## Aim
Transcribe the entries that follow exactly as they appear, minus pictures.

[Extracted records]

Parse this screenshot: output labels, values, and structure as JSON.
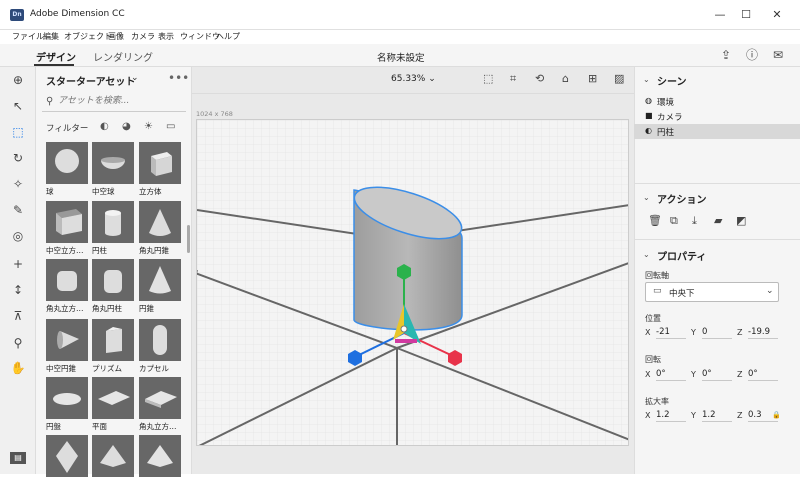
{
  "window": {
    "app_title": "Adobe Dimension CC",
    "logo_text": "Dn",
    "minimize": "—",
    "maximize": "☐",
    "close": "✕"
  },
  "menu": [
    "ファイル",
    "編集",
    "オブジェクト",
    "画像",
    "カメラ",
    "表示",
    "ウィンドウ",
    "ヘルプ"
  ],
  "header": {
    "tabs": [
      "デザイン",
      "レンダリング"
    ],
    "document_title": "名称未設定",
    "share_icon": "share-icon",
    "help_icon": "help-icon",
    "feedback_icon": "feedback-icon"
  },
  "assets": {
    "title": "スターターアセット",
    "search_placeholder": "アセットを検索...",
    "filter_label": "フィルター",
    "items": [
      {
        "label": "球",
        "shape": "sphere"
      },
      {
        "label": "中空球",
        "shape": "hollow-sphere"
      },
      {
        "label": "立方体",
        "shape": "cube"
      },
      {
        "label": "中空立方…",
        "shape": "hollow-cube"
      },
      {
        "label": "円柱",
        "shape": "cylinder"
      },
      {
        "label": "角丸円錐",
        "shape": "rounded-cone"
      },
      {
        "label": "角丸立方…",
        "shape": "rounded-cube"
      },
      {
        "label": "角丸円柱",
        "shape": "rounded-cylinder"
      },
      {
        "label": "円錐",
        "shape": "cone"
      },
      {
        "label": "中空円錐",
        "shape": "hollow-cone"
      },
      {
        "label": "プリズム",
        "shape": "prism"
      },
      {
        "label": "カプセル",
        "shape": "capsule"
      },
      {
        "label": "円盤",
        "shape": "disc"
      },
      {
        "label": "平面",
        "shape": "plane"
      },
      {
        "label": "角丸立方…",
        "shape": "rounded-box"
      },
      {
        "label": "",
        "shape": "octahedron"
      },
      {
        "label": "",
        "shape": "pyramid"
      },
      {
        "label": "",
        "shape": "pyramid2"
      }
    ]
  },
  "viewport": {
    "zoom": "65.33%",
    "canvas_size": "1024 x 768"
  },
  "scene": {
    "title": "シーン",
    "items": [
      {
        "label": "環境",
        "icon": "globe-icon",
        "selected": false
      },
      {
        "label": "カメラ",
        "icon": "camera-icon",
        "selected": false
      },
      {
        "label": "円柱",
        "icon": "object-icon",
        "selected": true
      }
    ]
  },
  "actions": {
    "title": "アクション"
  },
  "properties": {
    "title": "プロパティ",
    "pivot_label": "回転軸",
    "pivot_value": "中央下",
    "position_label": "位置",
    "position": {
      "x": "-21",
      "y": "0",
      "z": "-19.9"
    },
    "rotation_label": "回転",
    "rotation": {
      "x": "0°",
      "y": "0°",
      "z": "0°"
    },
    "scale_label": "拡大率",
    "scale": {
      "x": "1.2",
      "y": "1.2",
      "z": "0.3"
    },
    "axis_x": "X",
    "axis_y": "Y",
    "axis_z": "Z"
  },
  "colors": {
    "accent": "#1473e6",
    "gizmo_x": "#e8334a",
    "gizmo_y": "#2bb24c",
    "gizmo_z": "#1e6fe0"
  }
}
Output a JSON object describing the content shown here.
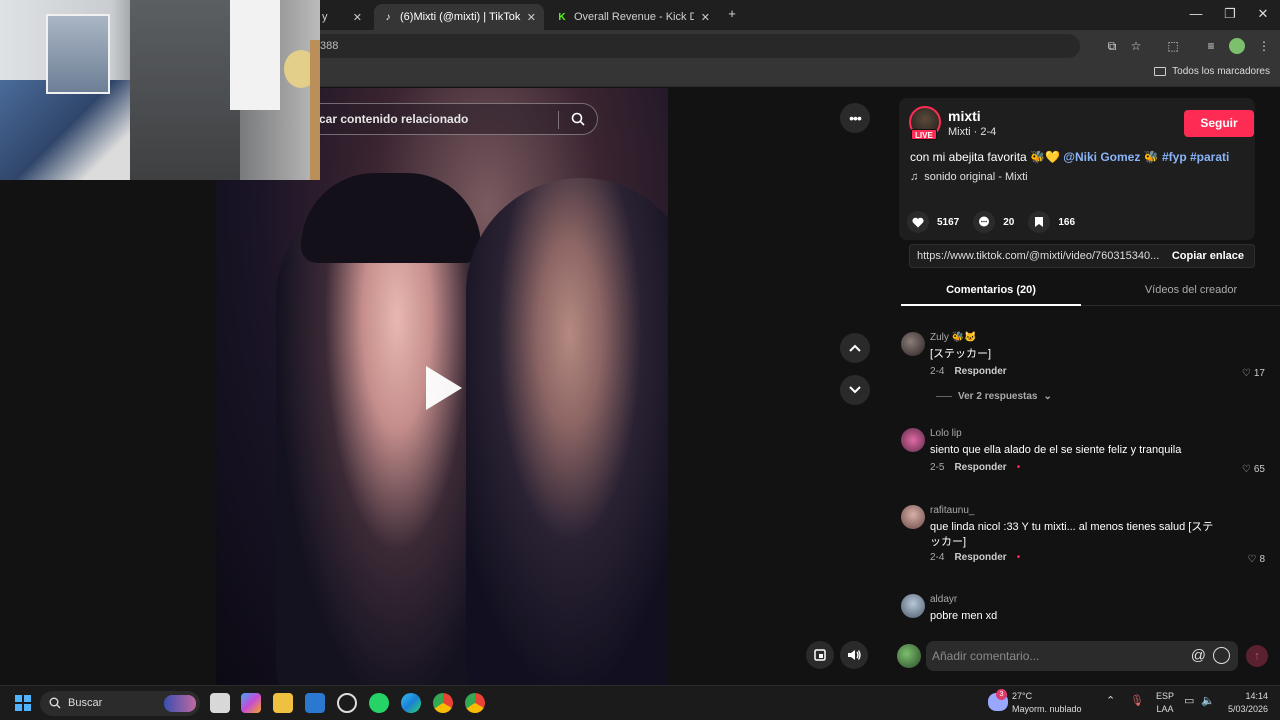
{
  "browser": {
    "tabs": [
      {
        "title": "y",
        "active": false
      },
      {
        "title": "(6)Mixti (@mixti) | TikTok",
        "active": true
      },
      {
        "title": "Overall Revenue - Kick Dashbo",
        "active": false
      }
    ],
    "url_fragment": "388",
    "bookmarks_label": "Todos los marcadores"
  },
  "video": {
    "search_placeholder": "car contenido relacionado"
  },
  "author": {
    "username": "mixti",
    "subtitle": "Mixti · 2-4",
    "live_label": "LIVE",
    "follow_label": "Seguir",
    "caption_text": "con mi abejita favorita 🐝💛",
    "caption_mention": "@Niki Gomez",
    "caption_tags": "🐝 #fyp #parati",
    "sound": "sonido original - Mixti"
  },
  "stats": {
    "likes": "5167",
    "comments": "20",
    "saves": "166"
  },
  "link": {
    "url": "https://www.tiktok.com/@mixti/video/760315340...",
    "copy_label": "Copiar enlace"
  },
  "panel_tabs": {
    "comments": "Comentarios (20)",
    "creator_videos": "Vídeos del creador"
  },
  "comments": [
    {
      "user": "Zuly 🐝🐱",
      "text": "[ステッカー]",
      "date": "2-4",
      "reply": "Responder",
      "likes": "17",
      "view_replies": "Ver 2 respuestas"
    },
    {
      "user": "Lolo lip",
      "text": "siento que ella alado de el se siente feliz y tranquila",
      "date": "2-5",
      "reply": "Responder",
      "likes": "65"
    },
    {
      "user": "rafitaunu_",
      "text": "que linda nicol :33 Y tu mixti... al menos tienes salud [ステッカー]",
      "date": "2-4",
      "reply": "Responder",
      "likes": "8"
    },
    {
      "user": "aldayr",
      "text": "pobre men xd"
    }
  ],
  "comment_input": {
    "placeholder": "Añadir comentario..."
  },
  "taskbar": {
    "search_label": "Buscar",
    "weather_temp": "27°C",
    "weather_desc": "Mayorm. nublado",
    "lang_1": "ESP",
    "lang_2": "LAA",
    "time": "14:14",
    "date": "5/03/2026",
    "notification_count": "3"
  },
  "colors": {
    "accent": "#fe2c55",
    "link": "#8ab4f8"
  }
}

## Answer to the problem
Parse this screenshot: output labels, values, and structure as JSON.
{
  "window": {
    "app_title": "Adobe Dimension CC",
    "logo_text": "Dn",
    "minimize": "—",
    "maximize": "☐",
    "close": "✕"
  },
  "menu": [
    "ファイル",
    "編集",
    "オブジェクト",
    "画像",
    "カメラ",
    "表示",
    "ウィンドウ",
    "ヘルプ"
  ],
  "header": {
    "tabs": [
      "デザイン",
      "レンダリング"
    ],
    "document_title": "名称未設定",
    "share_icon": "share-icon",
    "help_icon": "help-icon",
    "feedback_icon": "feedback-icon"
  },
  "assets": {
    "title": "スターターアセット",
    "search_placeholder": "アセットを検索...",
    "filter_label": "フィルター",
    "items": [
      {
        "label": "球",
        "shape": "sphere"
      },
      {
        "label": "中空球",
        "shape": "hollow-sphere"
      },
      {
        "label": "立方体",
        "shape": "cube"
      },
      {
        "label": "中空立方…",
        "shape": "hollow-cube"
      },
      {
        "label": "円柱",
        "shape": "cylinder"
      },
      {
        "label": "角丸円錐",
        "shape": "rounded-cone"
      },
      {
        "label": "角丸立方…",
        "shape": "rounded-cube"
      },
      {
        "label": "角丸円柱",
        "shape": "rounded-cylinder"
      },
      {
        "label": "円錐",
        "shape": "cone"
      },
      {
        "label": "中空円錐",
        "shape": "hollow-cone"
      },
      {
        "label": "プリズム",
        "shape": "prism"
      },
      {
        "label": "カプセル",
        "shape": "capsule"
      },
      {
        "label": "円盤",
        "shape": "disc"
      },
      {
        "label": "平面",
        "shape": "plane"
      },
      {
        "label": "角丸立方…",
        "shape": "rounded-box"
      },
      {
        "label": "",
        "shape": "octahedron"
      },
      {
        "label": "",
        "shape": "pyramid"
      },
      {
        "label": "",
        "shape": "pyramid2"
      }
    ]
  },
  "viewport": {
    "zoom": "65.33%",
    "canvas_size": "1024 x 768"
  },
  "scene": {
    "title": "シーン",
    "items": [
      {
        "label": "環境",
        "icon": "globe-icon",
        "selected": false
      },
      {
        "label": "カメラ",
        "icon": "camera-icon",
        "selected": false
      },
      {
        "label": "円柱",
        "icon": "object-icon",
        "selected": true
      }
    ]
  },
  "actions": {
    "title": "アクション"
  },
  "properties": {
    "title": "プロパティ",
    "pivot_label": "回転軸",
    "pivot_value": "中央下",
    "position_label": "位置",
    "position": {
      "x": "-21",
      "y": "0",
      "z": "-19.9"
    },
    "rotation_label": "回転",
    "rotation": {
      "x": "0°",
      "y": "0°",
      "z": "0°"
    },
    "scale_label": "拡大率",
    "scale": {
      "x": "1.2",
      "y": "1.2",
      "z": "0.3"
    },
    "axis_x": "X",
    "axis_y": "Y",
    "axis_z": "Z"
  },
  "colors": {
    "accent": "#1473e6",
    "gizmo_x": "#e8334a",
    "gizmo_y": "#2bb24c",
    "gizmo_z": "#1e6fe0"
  }
}
Output a JSON object describing the content shown here.
{
  "browser": {
    "tabs": [
      {
        "title": "y",
        "active": false
      },
      {
        "title": "(6)Mixti (@mixti) | TikTok",
        "active": true
      },
      {
        "title": "Overall Revenue - Kick Dashbo",
        "active": false
      }
    ],
    "url_fragment": "388",
    "bookmarks_label": "Todos los marcadores"
  },
  "video": {
    "search_placeholder": "car contenido relacionado"
  },
  "author": {
    "username": "mixti",
    "subtitle": "Mixti · 2-4",
    "live_label": "LIVE",
    "follow_label": "Seguir",
    "caption_text": "con mi abejita favorita 🐝💛",
    "caption_mention": "@Niki Gomez",
    "caption_tags": "🐝 #fyp #parati",
    "sound": "sonido original - Mixti"
  },
  "stats": {
    "likes": "5167",
    "comments": "20",
    "saves": "166"
  },
  "link": {
    "url": "https://www.tiktok.com/@mixti/video/760315340...",
    "copy_label": "Copiar enlace"
  },
  "panel_tabs": {
    "comments": "Comentarios (20)",
    "creator_videos": "Vídeos del creador"
  },
  "comments": [
    {
      "user": "Zuly 🐝🐱",
      "text": "[ステッカー]",
      "date": "2-4",
      "reply": "Responder",
      "likes": "17",
      "view_replies": "Ver 2 respuestas"
    },
    {
      "user": "Lolo lip",
      "text": "siento que ella alado de el se siente feliz y tranquila",
      "date": "2-5",
      "reply": "Responder",
      "likes": "65"
    },
    {
      "user": "rafitaunu_",
      "text": "que linda nicol :33 Y tu mixti... al menos tienes salud [ステッカー]",
      "date": "2-4",
      "reply": "Responder",
      "likes": "8"
    },
    {
      "user": "aldayr",
      "text": "pobre men xd"
    }
  ],
  "comment_input": {
    "placeholder": "Añadir comentario..."
  },
  "taskbar": {
    "search_label": "Buscar",
    "weather_temp": "27°C",
    "weather_desc": "Mayorm. nublado",
    "lang_1": "ESP",
    "lang_2": "LAA",
    "time": "14:14",
    "date": "5/03/2026",
    "notification_count": "3"
  },
  "colors": {
    "accent": "#fe2c55",
    "link": "#8ab4f8"
  }
}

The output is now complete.